(Stored records)
****************************************

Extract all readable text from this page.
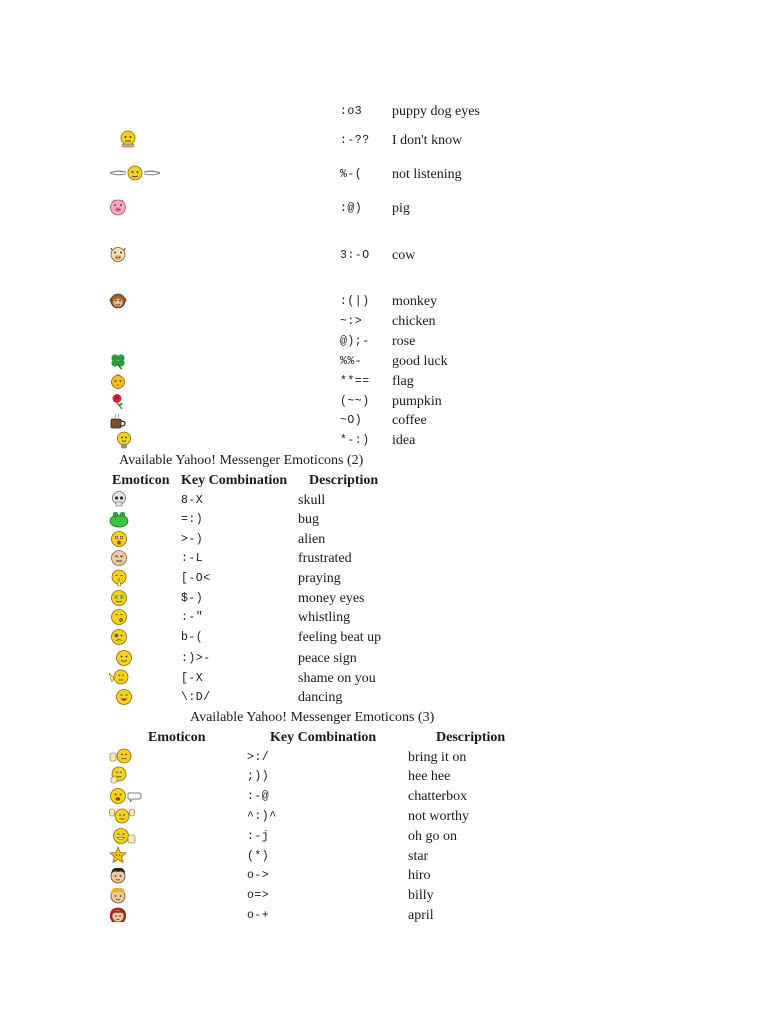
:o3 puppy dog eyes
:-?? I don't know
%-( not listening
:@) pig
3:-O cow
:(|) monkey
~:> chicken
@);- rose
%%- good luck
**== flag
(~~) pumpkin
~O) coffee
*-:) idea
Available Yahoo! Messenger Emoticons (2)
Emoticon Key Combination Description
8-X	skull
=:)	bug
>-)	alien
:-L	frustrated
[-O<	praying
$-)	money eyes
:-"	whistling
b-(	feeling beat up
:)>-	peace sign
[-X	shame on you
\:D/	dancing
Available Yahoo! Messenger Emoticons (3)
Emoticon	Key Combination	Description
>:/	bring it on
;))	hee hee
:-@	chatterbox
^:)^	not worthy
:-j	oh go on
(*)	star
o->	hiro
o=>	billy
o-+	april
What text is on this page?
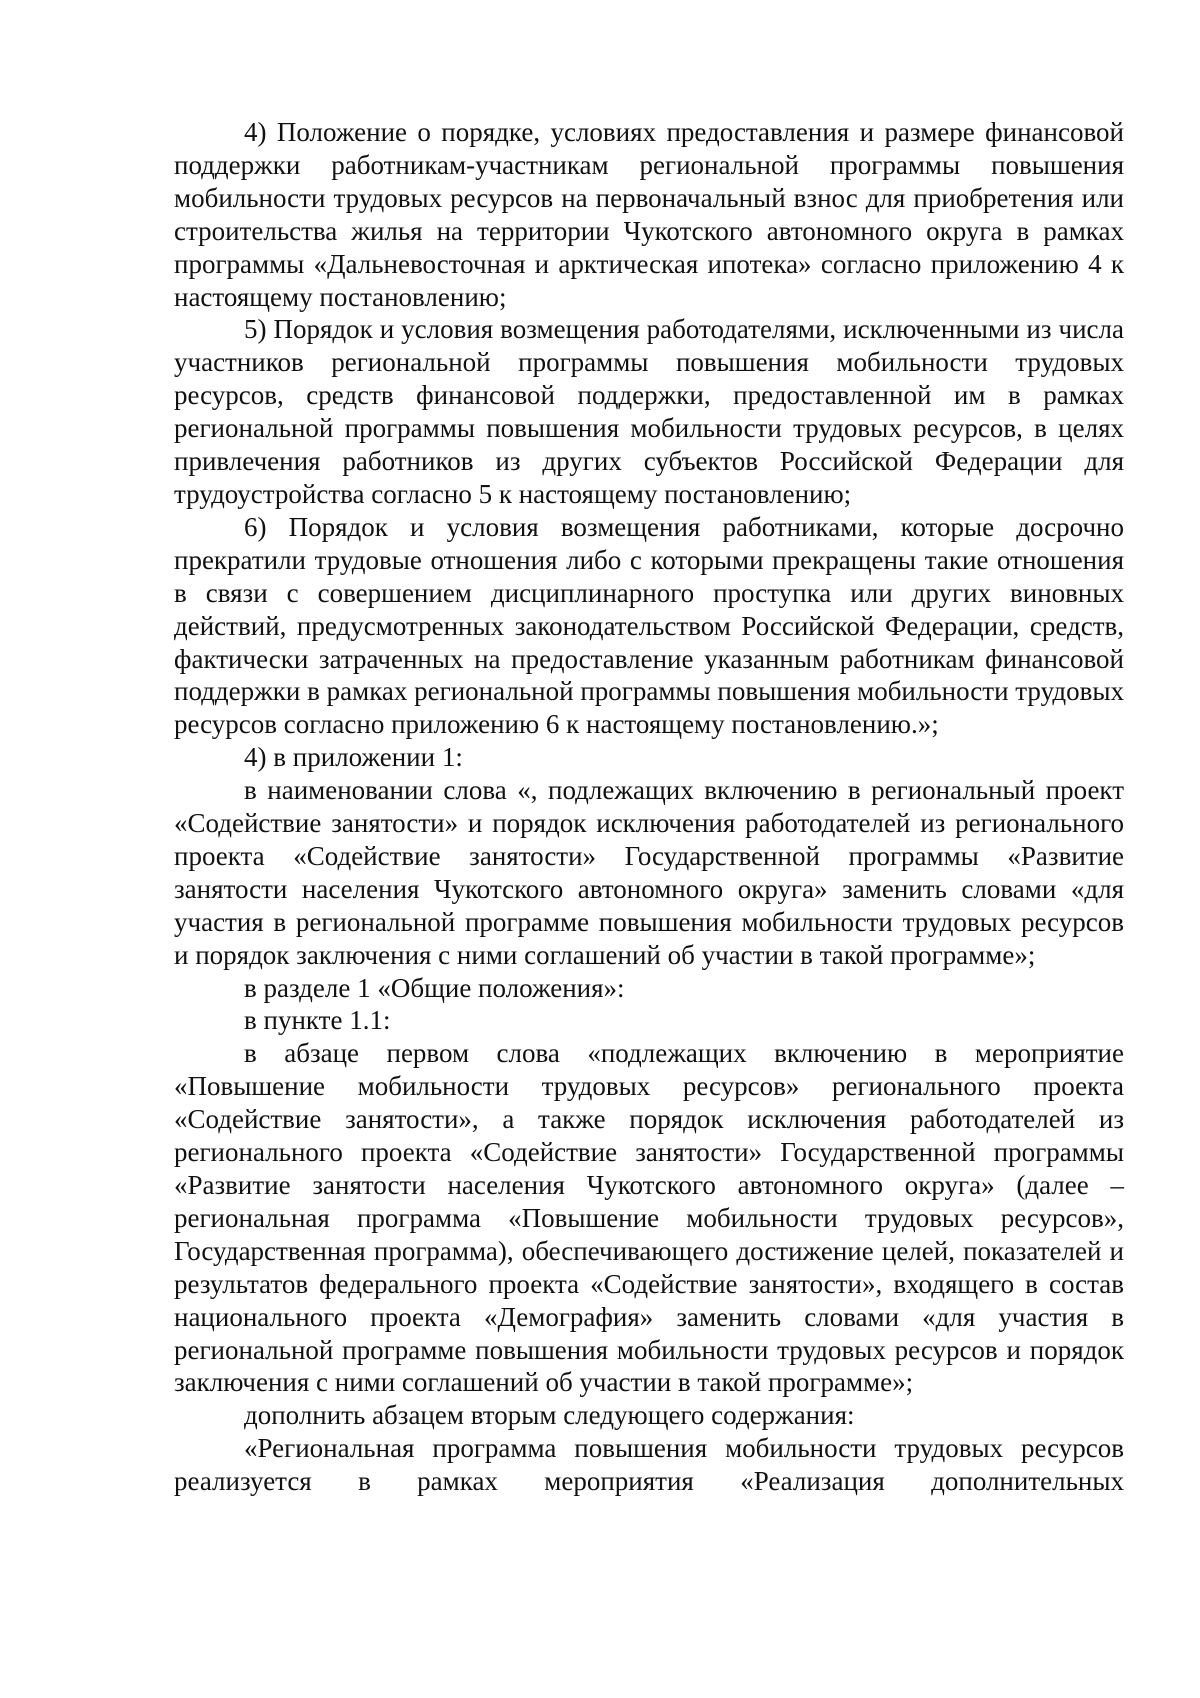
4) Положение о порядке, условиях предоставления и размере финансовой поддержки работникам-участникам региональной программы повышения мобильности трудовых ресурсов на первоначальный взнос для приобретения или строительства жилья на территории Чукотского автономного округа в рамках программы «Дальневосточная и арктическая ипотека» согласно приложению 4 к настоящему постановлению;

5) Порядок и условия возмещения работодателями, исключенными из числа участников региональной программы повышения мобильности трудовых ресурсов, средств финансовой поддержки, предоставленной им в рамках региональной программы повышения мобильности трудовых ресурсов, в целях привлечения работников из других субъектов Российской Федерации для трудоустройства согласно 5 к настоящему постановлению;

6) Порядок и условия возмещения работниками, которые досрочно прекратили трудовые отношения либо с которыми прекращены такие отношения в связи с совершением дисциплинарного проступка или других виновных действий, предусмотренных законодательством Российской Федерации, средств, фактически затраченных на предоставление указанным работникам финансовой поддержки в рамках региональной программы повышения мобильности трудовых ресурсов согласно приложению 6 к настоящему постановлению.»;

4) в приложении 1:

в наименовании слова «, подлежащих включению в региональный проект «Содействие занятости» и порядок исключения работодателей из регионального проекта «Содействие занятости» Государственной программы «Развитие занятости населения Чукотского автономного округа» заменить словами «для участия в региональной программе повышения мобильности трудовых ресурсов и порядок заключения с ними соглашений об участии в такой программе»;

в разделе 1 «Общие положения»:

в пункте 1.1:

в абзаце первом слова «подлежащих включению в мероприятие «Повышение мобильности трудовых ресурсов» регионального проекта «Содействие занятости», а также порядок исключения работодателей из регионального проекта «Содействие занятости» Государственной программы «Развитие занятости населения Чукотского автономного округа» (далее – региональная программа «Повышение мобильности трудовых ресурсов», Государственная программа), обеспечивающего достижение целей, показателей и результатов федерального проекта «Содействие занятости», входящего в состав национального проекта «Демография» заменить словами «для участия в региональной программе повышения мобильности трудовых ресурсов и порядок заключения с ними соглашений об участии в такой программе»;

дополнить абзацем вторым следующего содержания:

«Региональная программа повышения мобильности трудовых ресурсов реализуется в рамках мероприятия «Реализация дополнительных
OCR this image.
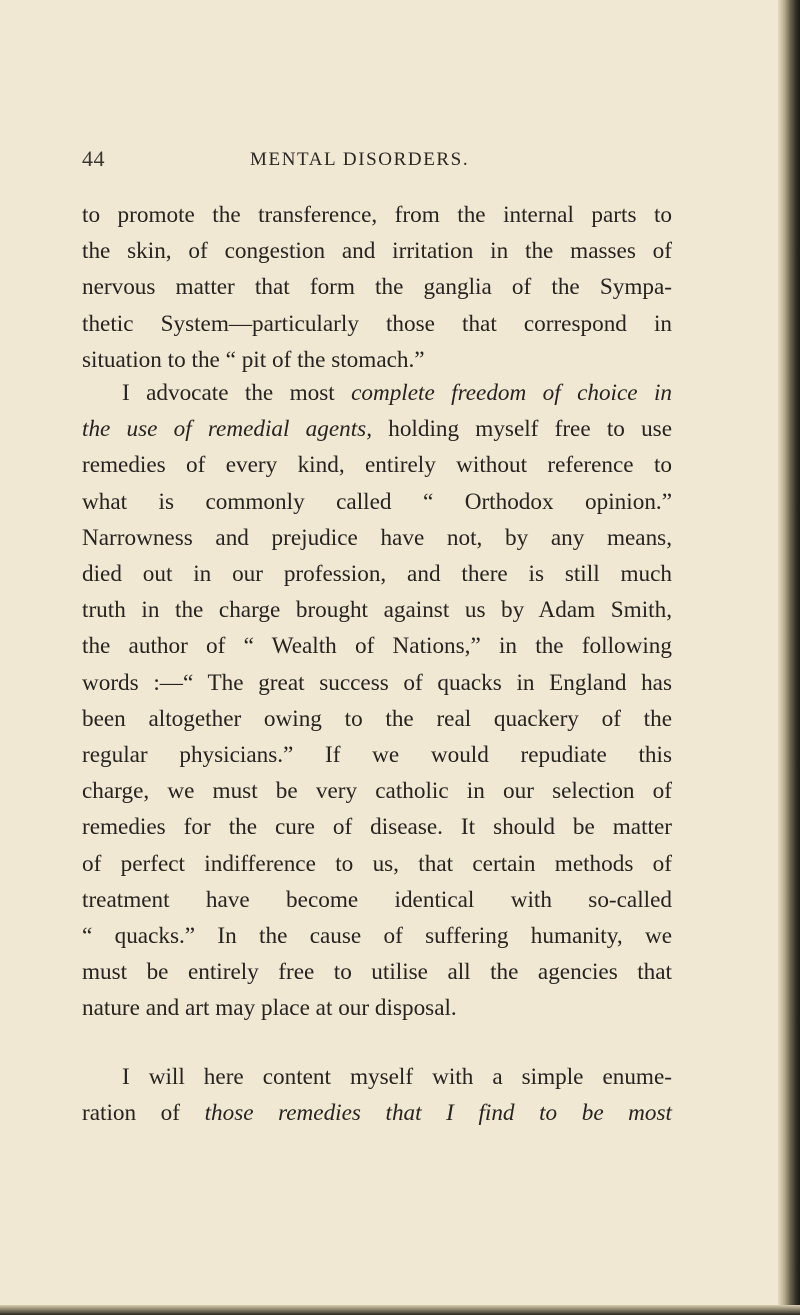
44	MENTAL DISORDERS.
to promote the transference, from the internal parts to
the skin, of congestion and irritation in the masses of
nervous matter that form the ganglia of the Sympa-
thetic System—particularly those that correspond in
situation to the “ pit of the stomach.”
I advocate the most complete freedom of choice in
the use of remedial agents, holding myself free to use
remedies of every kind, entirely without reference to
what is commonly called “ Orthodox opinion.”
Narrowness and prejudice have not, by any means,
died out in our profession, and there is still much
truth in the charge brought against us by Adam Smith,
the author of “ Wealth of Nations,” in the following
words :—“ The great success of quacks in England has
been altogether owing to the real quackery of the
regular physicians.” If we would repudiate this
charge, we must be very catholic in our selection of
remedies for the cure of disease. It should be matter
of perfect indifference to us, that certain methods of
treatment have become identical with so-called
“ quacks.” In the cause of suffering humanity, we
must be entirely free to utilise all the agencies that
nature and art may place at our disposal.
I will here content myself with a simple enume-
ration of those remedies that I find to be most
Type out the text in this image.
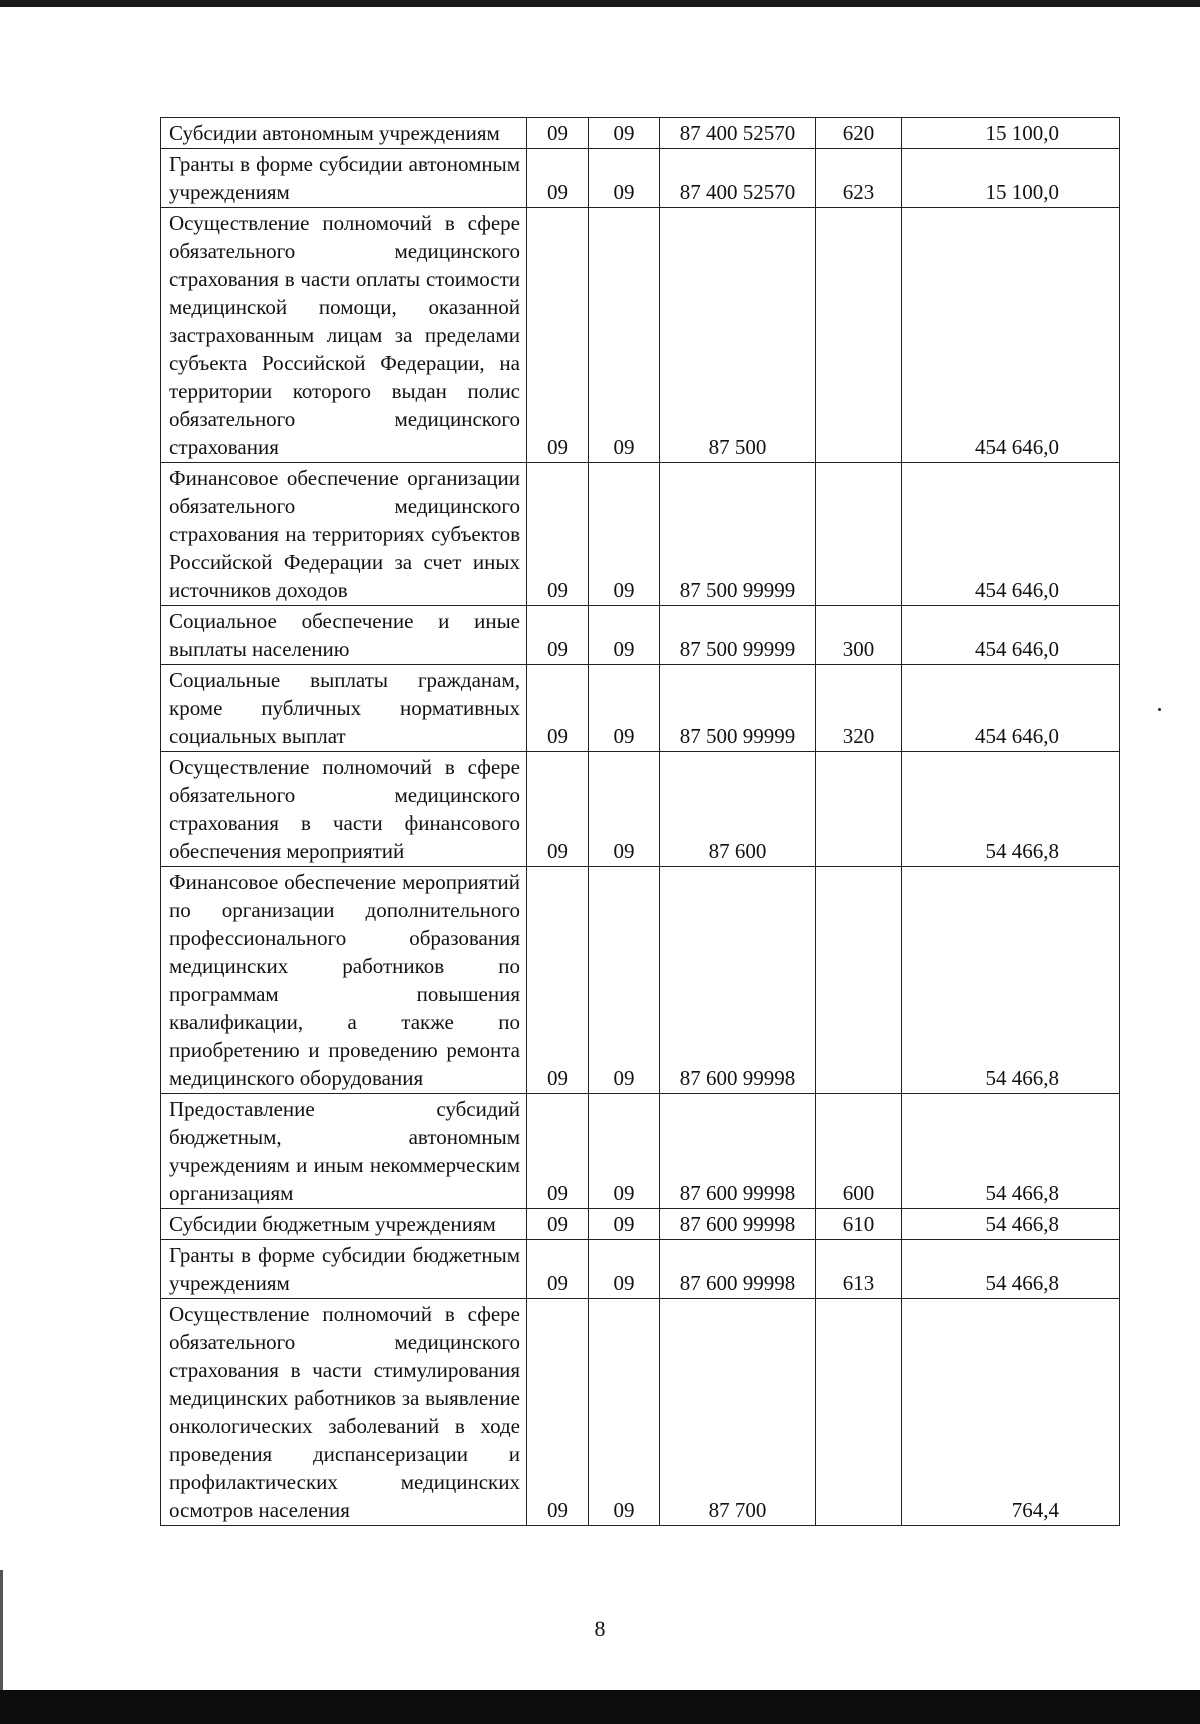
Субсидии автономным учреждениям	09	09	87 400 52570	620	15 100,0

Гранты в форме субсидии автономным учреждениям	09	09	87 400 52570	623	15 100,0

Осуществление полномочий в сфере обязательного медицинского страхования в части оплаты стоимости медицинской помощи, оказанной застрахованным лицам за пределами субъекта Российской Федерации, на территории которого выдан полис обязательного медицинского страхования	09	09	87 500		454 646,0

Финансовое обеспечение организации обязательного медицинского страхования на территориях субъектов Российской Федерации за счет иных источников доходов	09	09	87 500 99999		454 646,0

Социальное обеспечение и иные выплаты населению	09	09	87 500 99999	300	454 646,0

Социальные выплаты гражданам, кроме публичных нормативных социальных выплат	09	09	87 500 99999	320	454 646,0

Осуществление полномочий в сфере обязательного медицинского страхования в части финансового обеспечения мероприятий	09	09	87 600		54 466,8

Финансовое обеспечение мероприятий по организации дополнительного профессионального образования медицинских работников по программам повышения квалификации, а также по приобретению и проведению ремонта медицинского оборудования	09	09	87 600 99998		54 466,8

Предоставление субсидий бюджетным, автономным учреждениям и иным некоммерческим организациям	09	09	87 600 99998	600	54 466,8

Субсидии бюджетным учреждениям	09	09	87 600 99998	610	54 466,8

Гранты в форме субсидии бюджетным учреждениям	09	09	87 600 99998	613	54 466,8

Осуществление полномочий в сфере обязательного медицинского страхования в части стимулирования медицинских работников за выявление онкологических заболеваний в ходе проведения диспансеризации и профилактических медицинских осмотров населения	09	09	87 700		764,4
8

****************************************

*Problem requirements*. Check each line in the records for the word "quacks" and say how many have it, with nothing else.

*Full solution*. 2